[Dataset records]
□ □ □ □ □ □ □
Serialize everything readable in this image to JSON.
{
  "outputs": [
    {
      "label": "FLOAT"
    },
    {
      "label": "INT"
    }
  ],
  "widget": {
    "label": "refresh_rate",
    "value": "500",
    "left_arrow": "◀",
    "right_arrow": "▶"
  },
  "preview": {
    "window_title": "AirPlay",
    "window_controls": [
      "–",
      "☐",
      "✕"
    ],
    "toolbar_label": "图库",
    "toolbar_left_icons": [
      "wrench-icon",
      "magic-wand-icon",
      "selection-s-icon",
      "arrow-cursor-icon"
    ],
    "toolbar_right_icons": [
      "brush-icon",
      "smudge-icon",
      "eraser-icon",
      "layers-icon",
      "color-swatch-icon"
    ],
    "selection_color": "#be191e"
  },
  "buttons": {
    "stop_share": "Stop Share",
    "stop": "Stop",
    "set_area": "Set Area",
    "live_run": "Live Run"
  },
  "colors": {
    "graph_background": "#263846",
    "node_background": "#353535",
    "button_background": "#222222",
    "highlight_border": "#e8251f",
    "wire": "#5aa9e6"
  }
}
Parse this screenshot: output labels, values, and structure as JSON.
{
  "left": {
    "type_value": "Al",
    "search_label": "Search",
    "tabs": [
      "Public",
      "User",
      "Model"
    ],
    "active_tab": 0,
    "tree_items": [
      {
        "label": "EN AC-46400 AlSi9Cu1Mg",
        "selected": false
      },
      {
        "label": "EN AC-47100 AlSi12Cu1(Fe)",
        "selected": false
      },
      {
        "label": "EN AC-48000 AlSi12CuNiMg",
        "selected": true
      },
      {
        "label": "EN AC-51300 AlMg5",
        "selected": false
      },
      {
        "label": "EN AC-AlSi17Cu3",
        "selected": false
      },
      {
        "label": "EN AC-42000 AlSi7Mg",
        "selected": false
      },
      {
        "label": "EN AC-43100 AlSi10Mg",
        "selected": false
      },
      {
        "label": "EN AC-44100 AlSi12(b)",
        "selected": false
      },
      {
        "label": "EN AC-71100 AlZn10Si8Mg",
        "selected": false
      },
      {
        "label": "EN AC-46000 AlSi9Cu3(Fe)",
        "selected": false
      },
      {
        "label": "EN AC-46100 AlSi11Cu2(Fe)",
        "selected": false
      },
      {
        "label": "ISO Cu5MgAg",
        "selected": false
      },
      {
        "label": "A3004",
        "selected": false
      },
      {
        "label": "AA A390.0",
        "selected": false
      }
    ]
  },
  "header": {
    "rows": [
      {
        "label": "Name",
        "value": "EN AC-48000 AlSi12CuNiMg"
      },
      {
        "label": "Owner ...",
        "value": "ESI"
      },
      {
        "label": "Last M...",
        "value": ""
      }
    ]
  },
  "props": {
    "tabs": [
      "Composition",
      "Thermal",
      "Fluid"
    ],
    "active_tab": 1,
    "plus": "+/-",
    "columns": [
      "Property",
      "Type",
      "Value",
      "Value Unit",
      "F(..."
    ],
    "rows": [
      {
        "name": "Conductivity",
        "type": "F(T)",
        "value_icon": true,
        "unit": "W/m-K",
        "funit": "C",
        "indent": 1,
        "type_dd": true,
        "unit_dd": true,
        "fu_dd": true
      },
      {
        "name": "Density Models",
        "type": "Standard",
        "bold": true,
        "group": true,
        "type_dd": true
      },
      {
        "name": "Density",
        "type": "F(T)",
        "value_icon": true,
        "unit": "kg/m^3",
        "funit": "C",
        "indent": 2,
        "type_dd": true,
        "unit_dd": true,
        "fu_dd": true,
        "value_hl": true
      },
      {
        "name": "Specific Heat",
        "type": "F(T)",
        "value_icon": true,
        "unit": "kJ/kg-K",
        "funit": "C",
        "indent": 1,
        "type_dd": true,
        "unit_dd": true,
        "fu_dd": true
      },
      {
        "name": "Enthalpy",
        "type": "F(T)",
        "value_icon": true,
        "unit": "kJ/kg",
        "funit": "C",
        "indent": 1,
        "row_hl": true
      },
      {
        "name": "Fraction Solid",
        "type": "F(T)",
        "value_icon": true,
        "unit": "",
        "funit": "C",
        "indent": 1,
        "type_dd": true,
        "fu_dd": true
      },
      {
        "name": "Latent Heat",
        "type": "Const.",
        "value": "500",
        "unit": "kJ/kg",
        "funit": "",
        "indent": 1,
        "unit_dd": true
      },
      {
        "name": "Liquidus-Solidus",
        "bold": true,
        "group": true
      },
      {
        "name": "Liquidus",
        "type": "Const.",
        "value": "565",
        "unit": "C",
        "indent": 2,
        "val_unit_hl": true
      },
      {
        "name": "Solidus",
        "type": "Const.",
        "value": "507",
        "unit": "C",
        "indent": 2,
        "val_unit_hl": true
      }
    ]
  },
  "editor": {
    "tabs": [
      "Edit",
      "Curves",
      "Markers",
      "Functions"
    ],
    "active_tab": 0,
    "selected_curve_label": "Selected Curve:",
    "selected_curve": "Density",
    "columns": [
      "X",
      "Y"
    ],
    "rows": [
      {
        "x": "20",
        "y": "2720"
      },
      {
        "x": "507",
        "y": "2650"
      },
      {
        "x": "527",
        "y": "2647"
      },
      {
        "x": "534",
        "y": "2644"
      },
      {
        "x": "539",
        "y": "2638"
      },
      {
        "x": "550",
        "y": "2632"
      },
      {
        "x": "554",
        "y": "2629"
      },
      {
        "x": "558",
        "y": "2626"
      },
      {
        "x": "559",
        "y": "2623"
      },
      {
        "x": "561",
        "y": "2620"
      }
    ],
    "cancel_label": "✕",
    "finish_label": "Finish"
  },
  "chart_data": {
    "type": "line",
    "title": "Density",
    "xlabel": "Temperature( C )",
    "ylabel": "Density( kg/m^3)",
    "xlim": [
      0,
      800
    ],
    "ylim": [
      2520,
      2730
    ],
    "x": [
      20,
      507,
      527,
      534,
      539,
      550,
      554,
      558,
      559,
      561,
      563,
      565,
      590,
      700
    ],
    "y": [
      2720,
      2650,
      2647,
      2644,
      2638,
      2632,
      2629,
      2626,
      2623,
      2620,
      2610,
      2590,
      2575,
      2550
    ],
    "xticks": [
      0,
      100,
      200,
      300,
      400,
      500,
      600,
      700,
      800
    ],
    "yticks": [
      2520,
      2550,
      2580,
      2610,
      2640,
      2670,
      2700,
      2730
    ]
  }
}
□ □ □ □ □ □ □
▶ **WHAT NEEDS TO BE DONE**: Take every line from the records above that has the word "Density" and copy it.

▶ **EXERCISE SOLUTION**:
        "name": "Density Models",
        "name": "Density",
    "selected_curve": "Density",
    "title": "Density",
    "ylabel": "Density( kg/m^3)",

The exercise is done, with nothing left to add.